## Supplied records
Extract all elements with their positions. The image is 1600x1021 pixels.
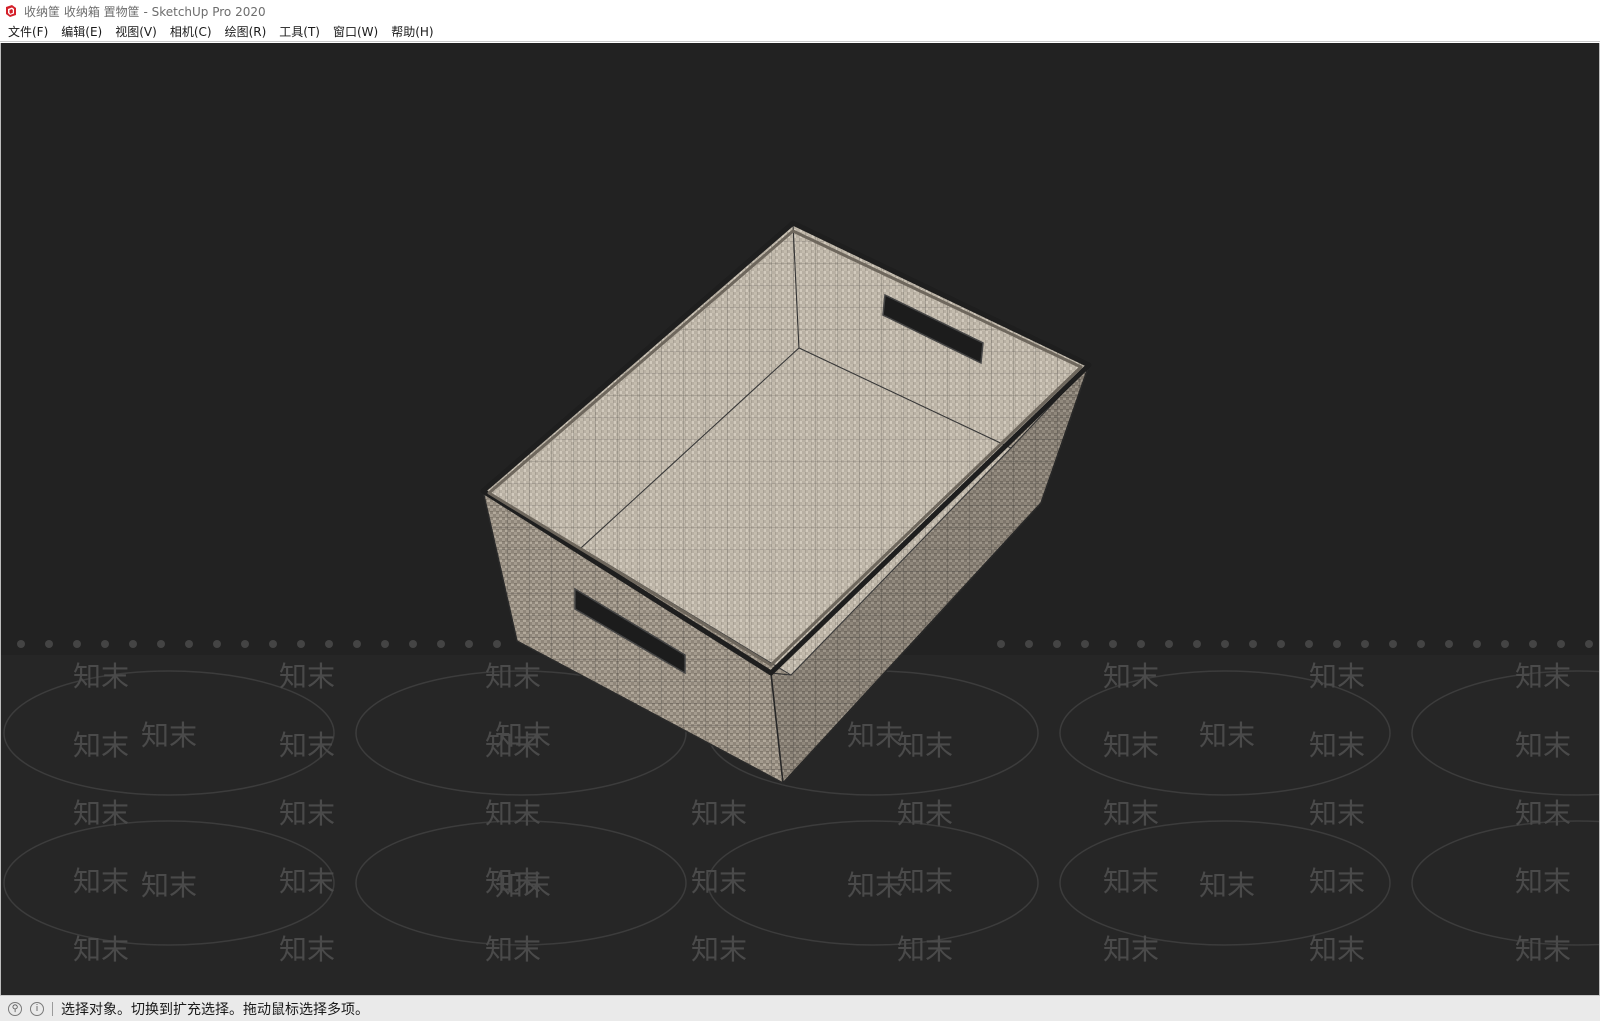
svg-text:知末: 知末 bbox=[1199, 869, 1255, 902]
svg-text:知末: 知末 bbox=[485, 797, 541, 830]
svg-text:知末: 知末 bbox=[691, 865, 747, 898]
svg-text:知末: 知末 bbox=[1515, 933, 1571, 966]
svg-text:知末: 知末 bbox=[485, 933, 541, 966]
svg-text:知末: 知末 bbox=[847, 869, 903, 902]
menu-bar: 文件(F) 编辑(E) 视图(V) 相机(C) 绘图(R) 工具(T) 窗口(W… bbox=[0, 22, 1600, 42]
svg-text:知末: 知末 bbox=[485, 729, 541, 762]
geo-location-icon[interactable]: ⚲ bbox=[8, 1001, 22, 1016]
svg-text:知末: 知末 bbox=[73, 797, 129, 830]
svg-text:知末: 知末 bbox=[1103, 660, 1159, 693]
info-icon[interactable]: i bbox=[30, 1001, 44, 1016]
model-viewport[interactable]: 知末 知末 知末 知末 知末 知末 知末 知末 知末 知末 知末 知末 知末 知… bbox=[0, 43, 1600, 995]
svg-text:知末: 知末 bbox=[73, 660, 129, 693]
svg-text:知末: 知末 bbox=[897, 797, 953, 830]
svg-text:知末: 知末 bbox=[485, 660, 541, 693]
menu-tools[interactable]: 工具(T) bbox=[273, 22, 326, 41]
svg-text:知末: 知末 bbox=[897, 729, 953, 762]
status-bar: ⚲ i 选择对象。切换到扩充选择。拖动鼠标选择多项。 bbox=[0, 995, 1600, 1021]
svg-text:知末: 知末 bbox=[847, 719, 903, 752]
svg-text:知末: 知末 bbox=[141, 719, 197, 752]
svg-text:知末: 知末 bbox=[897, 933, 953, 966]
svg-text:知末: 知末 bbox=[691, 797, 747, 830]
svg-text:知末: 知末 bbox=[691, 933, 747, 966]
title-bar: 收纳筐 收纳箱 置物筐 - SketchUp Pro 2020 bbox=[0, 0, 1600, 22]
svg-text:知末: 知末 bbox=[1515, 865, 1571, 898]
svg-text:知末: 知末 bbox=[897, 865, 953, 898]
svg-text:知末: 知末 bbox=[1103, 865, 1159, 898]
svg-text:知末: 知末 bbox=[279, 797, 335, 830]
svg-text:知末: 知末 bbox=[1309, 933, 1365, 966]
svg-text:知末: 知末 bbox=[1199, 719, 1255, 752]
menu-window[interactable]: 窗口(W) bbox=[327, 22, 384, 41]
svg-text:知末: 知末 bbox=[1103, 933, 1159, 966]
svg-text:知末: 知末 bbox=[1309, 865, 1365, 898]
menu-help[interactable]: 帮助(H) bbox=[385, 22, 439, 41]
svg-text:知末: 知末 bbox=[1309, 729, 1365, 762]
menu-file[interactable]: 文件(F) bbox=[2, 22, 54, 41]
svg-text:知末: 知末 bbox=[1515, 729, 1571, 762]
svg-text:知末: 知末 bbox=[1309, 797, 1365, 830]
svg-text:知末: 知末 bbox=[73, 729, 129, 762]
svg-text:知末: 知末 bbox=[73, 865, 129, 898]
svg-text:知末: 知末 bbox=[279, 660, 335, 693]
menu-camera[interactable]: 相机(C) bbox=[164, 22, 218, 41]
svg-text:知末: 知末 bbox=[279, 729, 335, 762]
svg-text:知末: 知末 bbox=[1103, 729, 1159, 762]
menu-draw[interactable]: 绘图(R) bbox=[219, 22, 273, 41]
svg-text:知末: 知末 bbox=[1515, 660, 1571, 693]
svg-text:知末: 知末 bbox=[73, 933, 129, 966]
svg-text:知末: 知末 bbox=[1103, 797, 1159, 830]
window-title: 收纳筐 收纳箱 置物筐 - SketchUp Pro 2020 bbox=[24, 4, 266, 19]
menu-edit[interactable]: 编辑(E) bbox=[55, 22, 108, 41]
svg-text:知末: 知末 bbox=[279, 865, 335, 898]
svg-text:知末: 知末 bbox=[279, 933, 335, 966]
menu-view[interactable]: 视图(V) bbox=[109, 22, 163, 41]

## Exercise
Please set down everything in the data from the line containing "svg-text:知末: 知末 bbox=[1199, 869, 1255, 902]" down to the line containing "svg-text:知末: 知末 bbox=[691, 933, 747, 966]", both of those lines included, reproducing each one precisely.

## Output for this task
svg-text:知末: 知末 bbox=[1199, 869, 1255, 902]
svg-text:知末: 知末 bbox=[485, 797, 541, 830]
svg-text:知末: 知末 bbox=[691, 865, 747, 898]
svg-text:知末: 知末 bbox=[1515, 933, 1571, 966]
svg-text:知末: 知末 bbox=[485, 933, 541, 966]
svg-text:知末: 知末 bbox=[847, 869, 903, 902]
menu-bar: 文件(F) 编辑(E) 视图(V) 相机(C) 绘图(R) 工具(T) 窗口(W… bbox=[0, 22, 1600, 42]
svg-text:知末: 知末 bbox=[485, 729, 541, 762]
geo-location-icon[interactable]: ⚲ bbox=[8, 1001, 22, 1016]
svg-text:知末: 知末 bbox=[73, 797, 129, 830]
svg-text:知末: 知末 bbox=[1103, 660, 1159, 693]
info-icon[interactable]: i bbox=[30, 1001, 44, 1016]
model-viewport[interactable]: 知末 知末 知末 知末 知末 知末 知末 知末 知末 知末 知末 知末 知末 知… bbox=[0, 43, 1600, 995]
svg-text:知末: 知末 bbox=[73, 660, 129, 693]
svg-text:知末: 知末 bbox=[897, 797, 953, 830]
svg-text:知末: 知末 bbox=[485, 660, 541, 693]
menu-tools[interactable]: 工具(T) bbox=[273, 22, 326, 41]
svg-text:知末: 知末 bbox=[897, 729, 953, 762]
status-bar: ⚲ i 选择对象。切换到扩充选择。拖动鼠标选择多项。 bbox=[0, 995, 1600, 1021]
svg-text:知末: 知末 bbox=[847, 719, 903, 752]
svg-text:知末: 知末 bbox=[141, 719, 197, 752]
svg-text:知末: 知末 bbox=[897, 933, 953, 966]
svg-text:知末: 知末 bbox=[691, 797, 747, 830]
svg-text:知末: 知末 bbox=[691, 933, 747, 966]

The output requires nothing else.